> [Your goal]:
Pictures do not belong in your copy. Repeat all the other data exactly.
--- begin ---
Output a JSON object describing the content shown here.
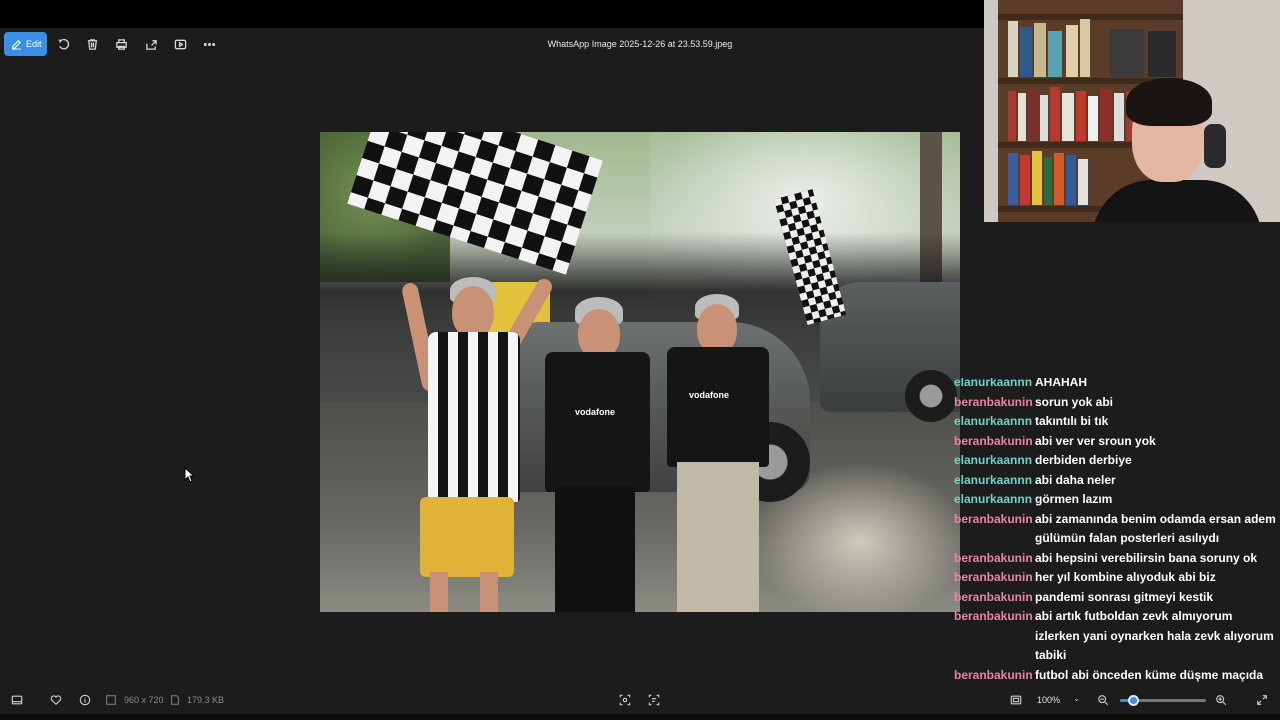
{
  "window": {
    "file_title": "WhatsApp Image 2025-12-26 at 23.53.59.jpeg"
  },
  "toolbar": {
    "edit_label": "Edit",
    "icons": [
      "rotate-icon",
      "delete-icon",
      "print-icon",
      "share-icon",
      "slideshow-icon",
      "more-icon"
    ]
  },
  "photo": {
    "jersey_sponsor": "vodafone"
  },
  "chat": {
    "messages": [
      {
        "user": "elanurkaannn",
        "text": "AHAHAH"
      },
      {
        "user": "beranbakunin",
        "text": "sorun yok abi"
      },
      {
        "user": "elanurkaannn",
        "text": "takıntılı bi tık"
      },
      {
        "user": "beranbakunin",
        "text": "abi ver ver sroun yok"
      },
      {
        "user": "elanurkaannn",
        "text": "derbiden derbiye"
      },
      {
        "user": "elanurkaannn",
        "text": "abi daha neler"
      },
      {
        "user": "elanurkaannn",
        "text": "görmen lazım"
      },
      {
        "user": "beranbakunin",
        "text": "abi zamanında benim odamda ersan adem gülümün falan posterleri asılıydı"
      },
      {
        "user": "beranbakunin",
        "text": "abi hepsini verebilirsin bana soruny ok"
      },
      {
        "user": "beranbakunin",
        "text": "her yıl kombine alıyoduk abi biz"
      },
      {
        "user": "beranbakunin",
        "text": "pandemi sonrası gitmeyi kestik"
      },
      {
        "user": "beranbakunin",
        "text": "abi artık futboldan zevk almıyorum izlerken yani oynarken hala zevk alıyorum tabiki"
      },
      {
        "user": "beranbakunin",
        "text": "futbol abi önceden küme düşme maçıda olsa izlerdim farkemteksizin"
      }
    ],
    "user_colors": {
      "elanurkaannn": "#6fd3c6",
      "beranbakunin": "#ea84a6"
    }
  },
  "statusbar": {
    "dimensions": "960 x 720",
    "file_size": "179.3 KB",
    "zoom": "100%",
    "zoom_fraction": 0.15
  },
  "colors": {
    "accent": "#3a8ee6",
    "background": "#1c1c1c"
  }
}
--- end ---
> [Result of the task]:
Output a JSON object describing the content shown here.
{
  "window": {
    "file_title": "WhatsApp Image 2025-12-26 at 23.53.59.jpeg"
  },
  "toolbar": {
    "edit_label": "Edit",
    "icons": [
      "rotate-icon",
      "delete-icon",
      "print-icon",
      "share-icon",
      "slideshow-icon",
      "more-icon"
    ]
  },
  "photo": {
    "jersey_sponsor": "vodafone"
  },
  "chat": {
    "messages": [
      {
        "user": "elanurkaannn",
        "text": "AHAHAH"
      },
      {
        "user": "beranbakunin",
        "text": "sorun yok abi"
      },
      {
        "user": "elanurkaannn",
        "text": "takıntılı bi tık"
      },
      {
        "user": "beranbakunin",
        "text": "abi ver ver sroun yok"
      },
      {
        "user": "elanurkaannn",
        "text": "derbiden derbiye"
      },
      {
        "user": "elanurkaannn",
        "text": "abi daha neler"
      },
      {
        "user": "elanurkaannn",
        "text": "görmen lazım"
      },
      {
        "user": "beranbakunin",
        "text": "abi zamanında benim odamda ersan adem gülümün falan posterleri asılıydı"
      },
      {
        "user": "beranbakunin",
        "text": "abi hepsini verebilirsin bana soruny ok"
      },
      {
        "user": "beranbakunin",
        "text": "her yıl kombine alıyoduk abi biz"
      },
      {
        "user": "beranbakunin",
        "text": "pandemi sonrası gitmeyi kestik"
      },
      {
        "user": "beranbakunin",
        "text": "abi artık futboldan zevk almıyorum izlerken yani oynarken hala zevk alıyorum tabiki"
      },
      {
        "user": "beranbakunin",
        "text": "futbol abi önceden küme düşme maçıda olsa izlerdim farkemteksizin"
      }
    ],
    "user_colors": {
      "elanurkaannn": "#6fd3c6",
      "beranbakunin": "#ea84a6"
    }
  },
  "statusbar": {
    "dimensions": "960 x 720",
    "file_size": "179.3 KB",
    "zoom": "100%",
    "zoom_fraction": 0.15
  },
  "colors": {
    "accent": "#3a8ee6",
    "background": "#1c1c1c"
  }
}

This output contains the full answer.